» **Written exercise**:
In the following material, identify every line holding the string "SOCKS" and return it.

» **Record set**:
● ● ●
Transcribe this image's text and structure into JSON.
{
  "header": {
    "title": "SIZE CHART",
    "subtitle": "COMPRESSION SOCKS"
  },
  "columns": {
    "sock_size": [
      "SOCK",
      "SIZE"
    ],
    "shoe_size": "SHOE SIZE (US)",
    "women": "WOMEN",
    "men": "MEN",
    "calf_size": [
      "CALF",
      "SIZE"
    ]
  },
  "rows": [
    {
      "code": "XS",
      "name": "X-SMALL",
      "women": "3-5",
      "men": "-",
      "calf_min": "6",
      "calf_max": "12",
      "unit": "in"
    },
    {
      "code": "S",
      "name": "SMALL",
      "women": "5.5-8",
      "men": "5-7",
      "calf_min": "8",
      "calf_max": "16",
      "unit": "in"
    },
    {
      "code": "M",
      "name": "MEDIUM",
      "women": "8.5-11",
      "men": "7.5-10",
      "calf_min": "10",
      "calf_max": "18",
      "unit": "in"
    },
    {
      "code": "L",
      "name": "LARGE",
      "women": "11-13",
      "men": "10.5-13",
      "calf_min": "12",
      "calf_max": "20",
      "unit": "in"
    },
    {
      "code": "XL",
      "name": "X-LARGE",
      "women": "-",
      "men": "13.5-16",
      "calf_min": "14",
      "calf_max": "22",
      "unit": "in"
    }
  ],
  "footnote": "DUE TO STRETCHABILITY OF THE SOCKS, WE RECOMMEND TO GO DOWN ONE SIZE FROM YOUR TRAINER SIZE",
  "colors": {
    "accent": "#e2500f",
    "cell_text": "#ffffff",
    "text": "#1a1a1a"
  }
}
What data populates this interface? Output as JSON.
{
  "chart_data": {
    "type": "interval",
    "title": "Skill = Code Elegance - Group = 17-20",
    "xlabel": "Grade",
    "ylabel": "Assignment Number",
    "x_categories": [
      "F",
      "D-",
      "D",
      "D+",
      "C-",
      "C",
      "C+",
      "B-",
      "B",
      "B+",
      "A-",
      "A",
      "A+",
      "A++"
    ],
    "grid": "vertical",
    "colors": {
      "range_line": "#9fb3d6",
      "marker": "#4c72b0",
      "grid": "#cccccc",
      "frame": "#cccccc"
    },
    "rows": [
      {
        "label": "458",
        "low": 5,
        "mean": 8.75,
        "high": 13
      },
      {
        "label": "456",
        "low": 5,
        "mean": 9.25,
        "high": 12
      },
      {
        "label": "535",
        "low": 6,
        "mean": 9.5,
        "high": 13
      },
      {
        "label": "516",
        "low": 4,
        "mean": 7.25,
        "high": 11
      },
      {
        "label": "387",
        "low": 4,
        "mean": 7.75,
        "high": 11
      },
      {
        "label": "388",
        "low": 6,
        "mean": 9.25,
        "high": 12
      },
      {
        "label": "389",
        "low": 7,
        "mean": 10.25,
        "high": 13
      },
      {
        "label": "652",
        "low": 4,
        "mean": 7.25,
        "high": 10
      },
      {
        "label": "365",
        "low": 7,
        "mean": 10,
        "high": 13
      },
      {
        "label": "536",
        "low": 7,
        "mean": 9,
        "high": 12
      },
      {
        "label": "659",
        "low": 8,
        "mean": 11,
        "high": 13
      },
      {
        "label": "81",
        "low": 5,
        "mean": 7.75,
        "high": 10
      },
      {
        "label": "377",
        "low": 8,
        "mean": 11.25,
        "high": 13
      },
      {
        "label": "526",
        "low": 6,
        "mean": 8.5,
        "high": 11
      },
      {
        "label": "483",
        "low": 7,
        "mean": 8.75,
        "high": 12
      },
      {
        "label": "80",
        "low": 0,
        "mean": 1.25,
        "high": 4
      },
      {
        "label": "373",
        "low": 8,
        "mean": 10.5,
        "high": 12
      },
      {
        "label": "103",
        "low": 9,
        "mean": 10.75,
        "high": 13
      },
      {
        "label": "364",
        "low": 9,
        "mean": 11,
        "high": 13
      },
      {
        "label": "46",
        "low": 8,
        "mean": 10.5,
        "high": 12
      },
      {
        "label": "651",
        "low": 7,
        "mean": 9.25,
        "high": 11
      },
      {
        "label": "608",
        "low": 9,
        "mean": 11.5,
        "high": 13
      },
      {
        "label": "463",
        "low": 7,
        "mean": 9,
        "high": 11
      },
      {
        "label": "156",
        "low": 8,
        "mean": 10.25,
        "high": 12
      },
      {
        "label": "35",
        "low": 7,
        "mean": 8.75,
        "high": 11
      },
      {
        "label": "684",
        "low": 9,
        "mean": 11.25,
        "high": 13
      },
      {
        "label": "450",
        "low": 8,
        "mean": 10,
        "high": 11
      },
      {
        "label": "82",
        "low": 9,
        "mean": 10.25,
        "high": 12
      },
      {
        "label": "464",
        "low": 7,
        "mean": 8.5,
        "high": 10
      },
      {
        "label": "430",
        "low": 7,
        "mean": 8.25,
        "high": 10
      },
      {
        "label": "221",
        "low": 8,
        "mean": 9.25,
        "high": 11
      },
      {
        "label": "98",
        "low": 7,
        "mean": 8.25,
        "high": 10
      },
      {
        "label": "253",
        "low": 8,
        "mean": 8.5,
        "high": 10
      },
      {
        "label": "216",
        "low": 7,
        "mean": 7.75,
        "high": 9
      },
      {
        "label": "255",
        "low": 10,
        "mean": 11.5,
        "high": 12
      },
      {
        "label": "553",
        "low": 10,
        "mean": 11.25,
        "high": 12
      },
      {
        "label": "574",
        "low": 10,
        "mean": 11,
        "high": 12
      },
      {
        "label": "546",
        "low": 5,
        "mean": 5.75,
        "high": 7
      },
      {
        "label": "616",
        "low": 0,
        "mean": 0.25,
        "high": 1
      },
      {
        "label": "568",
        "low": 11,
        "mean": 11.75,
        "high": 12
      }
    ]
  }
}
● ● ●
» **Final answer**:
    "subtitle": "COMPRESSION SOCKS"
  "footnote": "DUE TO STRETCHABILITY OF THE SOCKS, WE RECOMMEND TO GO DOWN ONE SIZE FROM YOUR TRAINER SIZE",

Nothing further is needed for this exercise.